> [EXERCISE]
Reproduce verbatim the lines of the listing below, starting at the line that contains "slide-title: NMQ Precipitation" and ending at the line that contains "360, 291, 367]", with both of those lines included.

+++ DATA TO USE

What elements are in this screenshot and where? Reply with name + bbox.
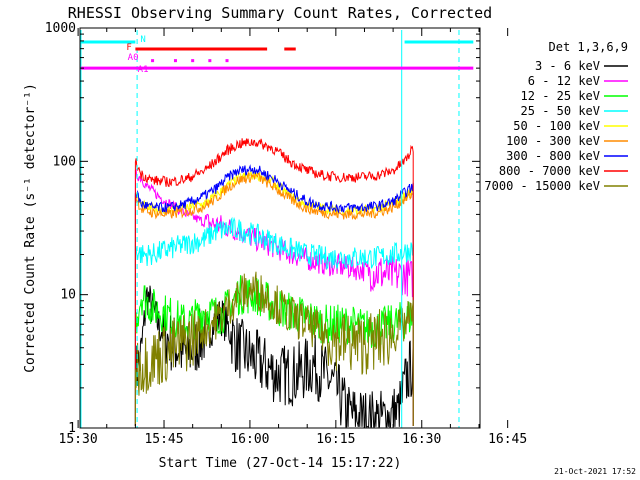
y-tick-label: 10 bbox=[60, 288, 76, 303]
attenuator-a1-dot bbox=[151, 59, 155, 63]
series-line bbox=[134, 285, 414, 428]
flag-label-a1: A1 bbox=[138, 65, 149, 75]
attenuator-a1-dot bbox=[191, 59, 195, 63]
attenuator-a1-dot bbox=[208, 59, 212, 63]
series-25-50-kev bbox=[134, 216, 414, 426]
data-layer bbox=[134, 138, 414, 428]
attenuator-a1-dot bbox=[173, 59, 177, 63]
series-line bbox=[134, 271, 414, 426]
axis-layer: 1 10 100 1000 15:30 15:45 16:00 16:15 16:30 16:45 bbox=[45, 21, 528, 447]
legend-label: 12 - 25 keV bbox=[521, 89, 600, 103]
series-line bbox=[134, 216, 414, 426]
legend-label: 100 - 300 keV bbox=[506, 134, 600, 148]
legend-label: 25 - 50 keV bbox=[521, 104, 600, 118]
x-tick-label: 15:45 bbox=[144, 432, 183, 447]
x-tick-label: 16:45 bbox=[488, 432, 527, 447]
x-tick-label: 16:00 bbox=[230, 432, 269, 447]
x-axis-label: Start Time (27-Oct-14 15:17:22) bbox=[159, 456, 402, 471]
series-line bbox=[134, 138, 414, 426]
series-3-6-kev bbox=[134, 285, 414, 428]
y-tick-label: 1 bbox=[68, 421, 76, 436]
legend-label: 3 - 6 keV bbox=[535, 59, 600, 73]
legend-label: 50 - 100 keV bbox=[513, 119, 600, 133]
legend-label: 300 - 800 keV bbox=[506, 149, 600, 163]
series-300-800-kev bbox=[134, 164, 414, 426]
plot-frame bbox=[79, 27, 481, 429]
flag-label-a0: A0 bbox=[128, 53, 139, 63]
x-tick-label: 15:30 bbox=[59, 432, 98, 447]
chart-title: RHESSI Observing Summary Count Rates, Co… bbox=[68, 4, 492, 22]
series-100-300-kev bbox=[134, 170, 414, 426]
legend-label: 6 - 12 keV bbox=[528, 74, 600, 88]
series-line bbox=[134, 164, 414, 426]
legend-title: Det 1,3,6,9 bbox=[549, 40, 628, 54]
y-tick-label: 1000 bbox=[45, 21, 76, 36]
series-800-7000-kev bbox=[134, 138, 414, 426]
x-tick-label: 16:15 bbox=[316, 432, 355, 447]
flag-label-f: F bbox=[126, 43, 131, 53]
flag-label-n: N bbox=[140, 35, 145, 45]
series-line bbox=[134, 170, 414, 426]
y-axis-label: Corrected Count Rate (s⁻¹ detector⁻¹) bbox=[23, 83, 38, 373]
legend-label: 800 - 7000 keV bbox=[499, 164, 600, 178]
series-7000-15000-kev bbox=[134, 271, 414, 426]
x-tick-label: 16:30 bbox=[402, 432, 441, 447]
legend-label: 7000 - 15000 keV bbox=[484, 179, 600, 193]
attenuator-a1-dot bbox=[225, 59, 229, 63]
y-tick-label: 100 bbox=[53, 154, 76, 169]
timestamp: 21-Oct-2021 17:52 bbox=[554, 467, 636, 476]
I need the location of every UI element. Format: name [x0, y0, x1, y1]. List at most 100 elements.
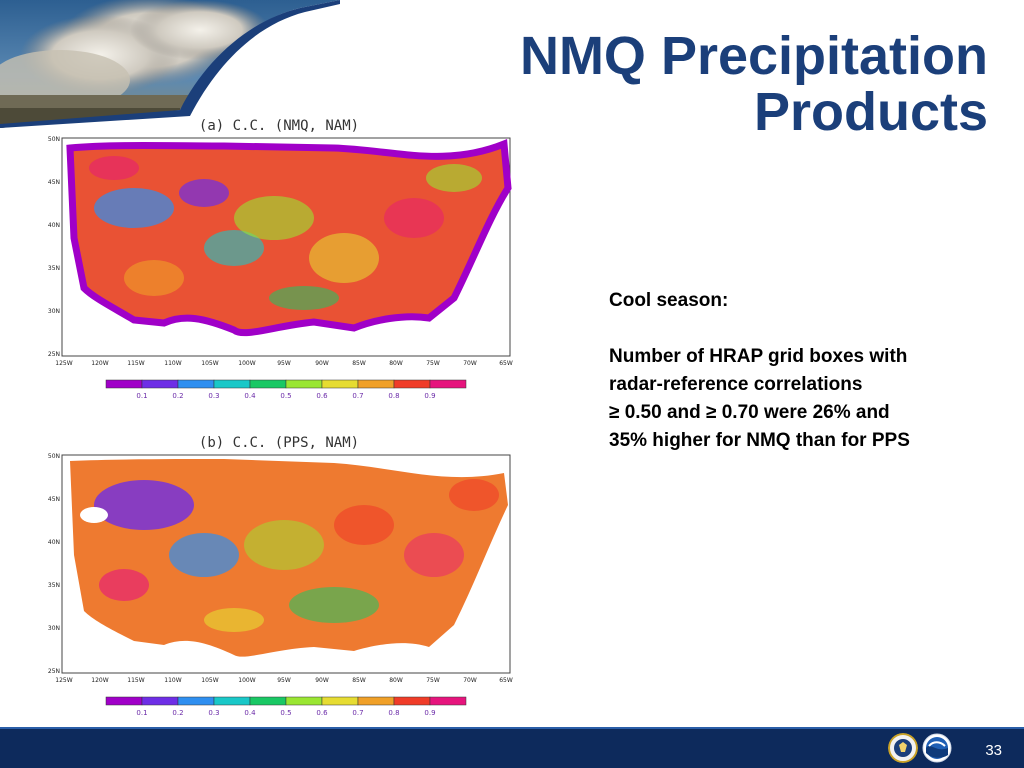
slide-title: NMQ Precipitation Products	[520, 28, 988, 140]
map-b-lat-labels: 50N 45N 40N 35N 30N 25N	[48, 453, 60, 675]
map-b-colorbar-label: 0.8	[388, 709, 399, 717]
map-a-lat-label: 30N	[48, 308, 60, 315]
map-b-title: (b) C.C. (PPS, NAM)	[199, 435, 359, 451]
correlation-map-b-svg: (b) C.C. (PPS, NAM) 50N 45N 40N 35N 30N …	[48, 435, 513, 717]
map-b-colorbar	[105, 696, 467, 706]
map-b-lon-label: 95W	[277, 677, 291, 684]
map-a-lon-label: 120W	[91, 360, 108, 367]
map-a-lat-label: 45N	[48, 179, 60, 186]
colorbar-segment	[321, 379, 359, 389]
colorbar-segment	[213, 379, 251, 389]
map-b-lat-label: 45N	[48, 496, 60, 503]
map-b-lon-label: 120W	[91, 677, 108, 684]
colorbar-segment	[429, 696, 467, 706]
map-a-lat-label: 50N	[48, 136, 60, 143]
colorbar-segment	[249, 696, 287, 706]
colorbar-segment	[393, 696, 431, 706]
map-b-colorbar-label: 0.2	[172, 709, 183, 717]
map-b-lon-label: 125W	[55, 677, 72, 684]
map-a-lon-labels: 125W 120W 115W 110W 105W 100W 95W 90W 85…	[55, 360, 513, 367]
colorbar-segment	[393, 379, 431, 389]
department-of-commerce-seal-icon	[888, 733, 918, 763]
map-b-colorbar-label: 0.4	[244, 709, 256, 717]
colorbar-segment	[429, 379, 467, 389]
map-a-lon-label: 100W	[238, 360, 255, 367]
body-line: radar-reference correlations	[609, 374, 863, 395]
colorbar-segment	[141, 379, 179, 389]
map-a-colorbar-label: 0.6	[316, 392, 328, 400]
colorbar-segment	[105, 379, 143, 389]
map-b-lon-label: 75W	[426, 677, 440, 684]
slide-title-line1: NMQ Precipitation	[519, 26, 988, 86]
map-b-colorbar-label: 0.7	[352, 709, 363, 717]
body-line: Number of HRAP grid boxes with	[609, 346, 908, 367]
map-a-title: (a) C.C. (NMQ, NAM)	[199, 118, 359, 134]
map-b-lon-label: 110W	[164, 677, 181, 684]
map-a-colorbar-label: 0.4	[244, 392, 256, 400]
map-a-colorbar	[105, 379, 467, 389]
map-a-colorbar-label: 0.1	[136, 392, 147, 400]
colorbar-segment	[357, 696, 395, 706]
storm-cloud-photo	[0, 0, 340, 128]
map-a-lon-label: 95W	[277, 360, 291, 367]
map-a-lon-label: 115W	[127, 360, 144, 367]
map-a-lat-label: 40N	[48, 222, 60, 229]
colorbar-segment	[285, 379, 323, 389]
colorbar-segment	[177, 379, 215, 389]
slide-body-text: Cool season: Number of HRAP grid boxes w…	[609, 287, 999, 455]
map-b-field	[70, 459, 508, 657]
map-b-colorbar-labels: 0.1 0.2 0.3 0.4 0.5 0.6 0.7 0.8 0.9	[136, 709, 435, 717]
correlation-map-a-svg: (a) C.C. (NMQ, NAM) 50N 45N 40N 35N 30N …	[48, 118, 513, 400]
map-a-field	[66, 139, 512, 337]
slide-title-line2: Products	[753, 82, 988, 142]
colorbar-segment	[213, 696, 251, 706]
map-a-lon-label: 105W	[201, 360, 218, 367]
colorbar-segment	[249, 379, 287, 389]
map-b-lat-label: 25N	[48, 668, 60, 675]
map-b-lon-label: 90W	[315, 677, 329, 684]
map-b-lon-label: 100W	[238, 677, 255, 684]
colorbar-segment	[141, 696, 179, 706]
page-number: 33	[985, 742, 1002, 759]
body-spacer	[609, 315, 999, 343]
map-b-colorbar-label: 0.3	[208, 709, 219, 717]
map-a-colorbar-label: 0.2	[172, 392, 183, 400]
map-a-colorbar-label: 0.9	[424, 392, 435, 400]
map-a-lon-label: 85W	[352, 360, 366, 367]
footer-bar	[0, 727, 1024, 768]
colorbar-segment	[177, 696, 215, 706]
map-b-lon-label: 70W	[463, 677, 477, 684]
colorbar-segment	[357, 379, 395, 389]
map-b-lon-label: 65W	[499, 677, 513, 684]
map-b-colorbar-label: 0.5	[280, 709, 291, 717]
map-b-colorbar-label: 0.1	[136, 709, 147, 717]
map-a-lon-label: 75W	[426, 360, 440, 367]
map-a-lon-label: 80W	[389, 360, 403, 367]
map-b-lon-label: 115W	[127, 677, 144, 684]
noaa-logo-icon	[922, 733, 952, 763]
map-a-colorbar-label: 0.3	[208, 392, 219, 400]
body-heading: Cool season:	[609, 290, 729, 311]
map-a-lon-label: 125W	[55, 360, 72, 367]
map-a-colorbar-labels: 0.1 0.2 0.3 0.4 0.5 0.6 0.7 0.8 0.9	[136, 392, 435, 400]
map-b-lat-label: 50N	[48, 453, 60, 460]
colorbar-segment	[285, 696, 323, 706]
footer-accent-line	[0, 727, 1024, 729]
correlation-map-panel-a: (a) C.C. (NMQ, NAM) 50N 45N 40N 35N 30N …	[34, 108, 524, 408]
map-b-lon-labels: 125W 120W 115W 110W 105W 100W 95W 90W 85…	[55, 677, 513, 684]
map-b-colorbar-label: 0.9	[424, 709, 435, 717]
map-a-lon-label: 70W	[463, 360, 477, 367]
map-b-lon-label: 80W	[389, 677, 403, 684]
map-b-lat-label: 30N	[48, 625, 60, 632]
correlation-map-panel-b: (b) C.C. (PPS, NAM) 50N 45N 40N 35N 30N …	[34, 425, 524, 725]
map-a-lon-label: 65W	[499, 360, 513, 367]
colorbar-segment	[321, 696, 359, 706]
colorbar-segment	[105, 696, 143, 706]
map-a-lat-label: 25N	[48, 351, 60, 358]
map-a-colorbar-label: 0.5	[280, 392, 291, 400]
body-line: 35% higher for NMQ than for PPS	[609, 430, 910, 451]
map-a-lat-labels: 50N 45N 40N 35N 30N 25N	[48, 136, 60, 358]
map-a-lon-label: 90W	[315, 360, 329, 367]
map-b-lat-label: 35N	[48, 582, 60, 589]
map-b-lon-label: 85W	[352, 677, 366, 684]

++++++

> [TASK RESPONSE]
slide-title: NMQ Precipitation Products	[520, 28, 988, 140]
map-b-lat-labels: 50N 45N 40N 35N 30N 25N	[48, 453, 60, 675]
map-b-colorbar-label: 0.8	[388, 709, 399, 717]
map-a-lat-label: 30N	[48, 308, 60, 315]
map-b-title: (b) C.C. (PPS, NAM)	[199, 435, 359, 451]
correlation-map-b-svg: (b) C.C. (PPS, NAM) 50N 45N 40N 35N 30N …	[48, 435, 513, 717]
map-b-colorbar	[105, 696, 467, 706]
map-b-lon-label: 95W	[277, 677, 291, 684]
map-a-lon-label: 120W	[91, 360, 108, 367]
map-a-lat-label: 45N	[48, 179, 60, 186]
colorbar-segment	[321, 379, 359, 389]
colorbar-segment	[213, 379, 251, 389]
map-b-lat-label: 45N	[48, 496, 60, 503]
map-b-lon-label: 120W	[91, 677, 108, 684]
colorbar-segment	[429, 696, 467, 706]
map-a-lat-label: 50N	[48, 136, 60, 143]
colorbar-segment	[249, 696, 287, 706]
colorbar-segment	[393, 696, 431, 706]
map-b-colorbar-label: 0.2	[172, 709, 183, 717]
map-b-lon-label: 125W	[55, 677, 72, 684]
map-a-lon-labels: 125W 120W 115W 110W 105W 100W 95W 90W 85…	[55, 360, 513, 367]
colorbar-segment	[393, 379, 431, 389]
department-of-commerce-seal-icon	[888, 733, 918, 763]
map-b-colorbar-label: 0.4	[244, 709, 256, 717]
colorbar-segment	[429, 379, 467, 389]
map-a-lon-label: 100W	[238, 360, 255, 367]
body-line: radar-reference correlations	[609, 374, 863, 395]
colorbar-segment	[141, 379, 179, 389]
map-a-colorbar-label: 0.6	[316, 392, 328, 400]
colorbar-segment	[105, 379, 143, 389]
map-b-lon-label: 75W	[426, 677, 440, 684]
slide-title-line1: NMQ Precipitation	[519, 26, 988, 86]
map-b-colorbar-label: 0.7	[352, 709, 363, 717]
body-line: Number of HRAP grid boxes with	[609, 346, 908, 367]
map-a-title: (a) C.C. (NMQ, NAM)	[199, 118, 359, 134]
map-b-lon-label: 110W	[164, 677, 181, 684]
map-a-colorbar-label: 0.4	[244, 392, 256, 400]
map-a-colorbar	[105, 379, 467, 389]
map-a-colorbar-label: 0.1	[136, 392, 147, 400]
colorbar-segment	[357, 696, 395, 706]
storm-cloud-photo	[0, 0, 340, 128]
map-a-lon-label: 95W	[277, 360, 291, 367]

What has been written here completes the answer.